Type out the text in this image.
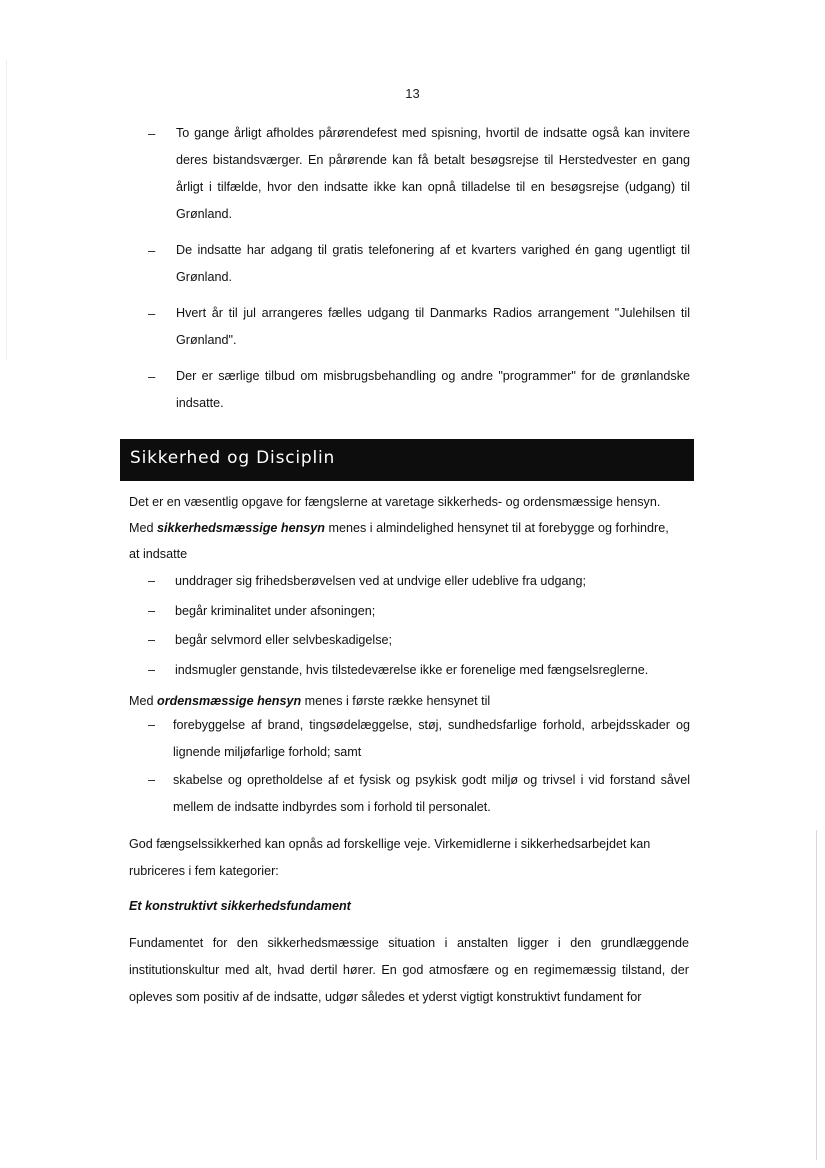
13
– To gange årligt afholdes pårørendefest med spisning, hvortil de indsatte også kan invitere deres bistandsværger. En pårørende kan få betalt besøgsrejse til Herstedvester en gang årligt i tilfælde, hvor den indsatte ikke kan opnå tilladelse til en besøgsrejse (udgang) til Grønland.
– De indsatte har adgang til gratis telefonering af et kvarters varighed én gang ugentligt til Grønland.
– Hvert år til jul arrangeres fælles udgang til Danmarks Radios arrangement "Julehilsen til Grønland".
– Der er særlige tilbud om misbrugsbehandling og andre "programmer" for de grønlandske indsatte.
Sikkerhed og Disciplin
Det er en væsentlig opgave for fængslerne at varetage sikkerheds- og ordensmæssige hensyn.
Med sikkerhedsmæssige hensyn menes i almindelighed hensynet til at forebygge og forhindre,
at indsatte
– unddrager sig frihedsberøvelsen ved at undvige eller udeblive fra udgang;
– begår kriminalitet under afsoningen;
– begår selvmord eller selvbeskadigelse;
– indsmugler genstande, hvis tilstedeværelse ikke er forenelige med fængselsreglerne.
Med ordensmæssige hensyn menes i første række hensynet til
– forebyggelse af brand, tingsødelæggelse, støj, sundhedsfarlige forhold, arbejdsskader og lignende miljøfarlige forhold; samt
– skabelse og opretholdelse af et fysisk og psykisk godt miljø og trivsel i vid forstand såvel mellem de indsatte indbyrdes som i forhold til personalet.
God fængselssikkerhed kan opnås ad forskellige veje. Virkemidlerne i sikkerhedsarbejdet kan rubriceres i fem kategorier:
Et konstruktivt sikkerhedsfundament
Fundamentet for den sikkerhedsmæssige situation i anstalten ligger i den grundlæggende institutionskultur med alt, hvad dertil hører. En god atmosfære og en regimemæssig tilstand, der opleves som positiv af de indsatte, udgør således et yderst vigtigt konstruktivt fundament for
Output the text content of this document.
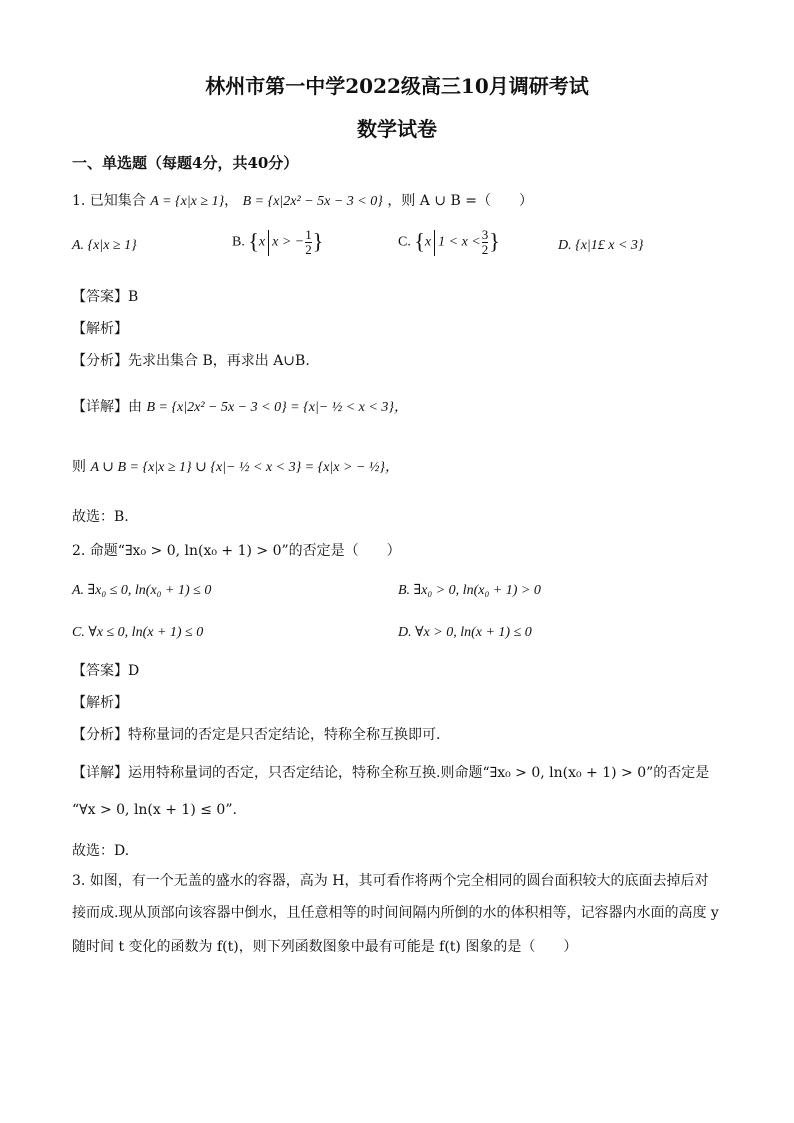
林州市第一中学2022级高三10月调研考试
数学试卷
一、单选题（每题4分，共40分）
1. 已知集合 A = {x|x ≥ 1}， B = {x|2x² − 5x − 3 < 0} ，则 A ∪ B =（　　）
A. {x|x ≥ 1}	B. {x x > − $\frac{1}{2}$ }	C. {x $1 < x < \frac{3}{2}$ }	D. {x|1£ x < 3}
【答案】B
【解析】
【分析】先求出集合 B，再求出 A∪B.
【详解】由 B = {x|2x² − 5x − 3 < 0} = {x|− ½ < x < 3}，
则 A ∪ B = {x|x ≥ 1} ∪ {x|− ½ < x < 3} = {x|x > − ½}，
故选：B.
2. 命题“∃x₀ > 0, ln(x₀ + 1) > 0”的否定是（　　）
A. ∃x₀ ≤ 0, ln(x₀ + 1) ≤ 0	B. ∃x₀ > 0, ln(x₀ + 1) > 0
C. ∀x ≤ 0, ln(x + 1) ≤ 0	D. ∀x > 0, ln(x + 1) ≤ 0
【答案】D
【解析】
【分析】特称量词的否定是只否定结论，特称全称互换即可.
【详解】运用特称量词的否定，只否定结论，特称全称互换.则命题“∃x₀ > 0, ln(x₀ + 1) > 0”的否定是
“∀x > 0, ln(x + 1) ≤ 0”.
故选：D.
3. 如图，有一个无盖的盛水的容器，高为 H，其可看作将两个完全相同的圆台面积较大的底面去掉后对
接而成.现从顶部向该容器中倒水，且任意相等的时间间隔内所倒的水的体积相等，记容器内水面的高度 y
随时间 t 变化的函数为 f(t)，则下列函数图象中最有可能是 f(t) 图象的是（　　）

[Your objective] Without the pictures, restate all the entries above exactly.

[The reply]
Type out the text in this image.
13
– To gange årligt afholdes pårørendefest med spisning, hvortil de indsatte også kan invitere deres bistandsværger. En pårørende kan få betalt besøgsrejse til Herstedvester en gang årligt i tilfælde, hvor den indsatte ikke kan opnå tilladelse til en besøgsrejse (udgang) til Grønland.
– De indsatte har adgang til gratis telefonering af et kvarters varighed én gang ugentligt til Grønland.
– Hvert år til jul arrangeres fælles udgang til Danmarks Radios arrangement "Julehilsen til Grønland".
– Der er særlige tilbud om misbrugsbehandling og andre "programmer" for de grønlandske indsatte.
Sikkerhed og Disciplin
Det er en væsentlig opgave for fængslerne at varetage sikkerheds- og ordensmæssige hensyn.
Med sikkerhedsmæssige hensyn menes i almindelighed hensynet til at forebygge og forhindre,
at indsatte
– unddrager sig frihedsberøvelsen ved at undvige eller udeblive fra udgang;
– begår kriminalitet under afsoningen;
– begår selvmord eller selvbeskadigelse;
– indsmugler genstande, hvis tilstedeværelse ikke er forenelige med fængselsreglerne.
Med ordensmæssige hensyn menes i første række hensynet til
– forebyggelse af brand, tingsødelæggelse, støj, sundhedsfarlige forhold, arbejdsskader og lignende miljøfarlige forhold; samt
– skabelse og opretholdelse af et fysisk og psykisk godt miljø og trivsel i vid forstand såvel mellem de indsatte indbyrdes som i forhold til personalet.
God fængselssikkerhed kan opnås ad forskellige veje. Virkemidlerne i sikkerhedsarbejdet kan rubriceres i fem kategorier:
Et konstruktivt sikkerhedsfundament
Fundamentet for den sikkerhedsmæssige situation i anstalten ligger i den grundlæggende institutionskultur med alt, hvad dertil hører. En god atmosfære og en regimemæssig tilstand, der opleves som positiv af de indsatte, udgør således et yderst vigtigt konstruktivt fundament for
Output the text content of this document.
林州市第一中学2022级高三10月调研考试
数学试卷
一、单选题（每题4分，共40分）
1. 已知集合 A = {x|x ≥ 1}， B = {x|2x² − 5x − 3 < 0} ，则 A ∪ B =（　　）
A. {x|x ≥ 1}	B. {x x > − $\frac{1}{2}$ }	C. {x $1 < x < \frac{3}{2}$ }	D. {x|1£ x < 3}
【答案】B
【解析】
【分析】先求出集合 B，再求出 A∪B.
【详解】由 B = {x|2x² − 5x − 3 < 0} = {x|− ½ < x < 3}，
则 A ∪ B = {x|x ≥ 1} ∪ {x|− ½ < x < 3} = {x|x > − ½}，
故选：B.
2. 命题“∃x₀ > 0, ln(x₀ + 1) > 0”的否定是（　　）
A. ∃x₀ ≤ 0, ln(x₀ + 1) ≤ 0	B. ∃x₀ > 0, ln(x₀ + 1) > 0
C. ∀x ≤ 0, ln(x + 1) ≤ 0	D. ∀x > 0, ln(x + 1) ≤ 0
【答案】D
【解析】
【分析】特称量词的否定是只否定结论，特称全称互换即可.
【详解】运用特称量词的否定，只否定结论，特称全称互换.则命题“∃x₀ > 0, ln(x₀ + 1) > 0”的否定是
“∀x > 0, ln(x + 1) ≤ 0”.
故选：D.
3. 如图，有一个无盖的盛水的容器，高为 H，其可看作将两个完全相同的圆台面积较大的底面去掉后对
接而成.现从顶部向该容器中倒水，且任意相等的时间间隔内所倒的水的体积相等，记容器内水面的高度 y
随时间 t 变化的函数为 f(t)，则下列函数图象中最有可能是 f(t) 图象的是（　　）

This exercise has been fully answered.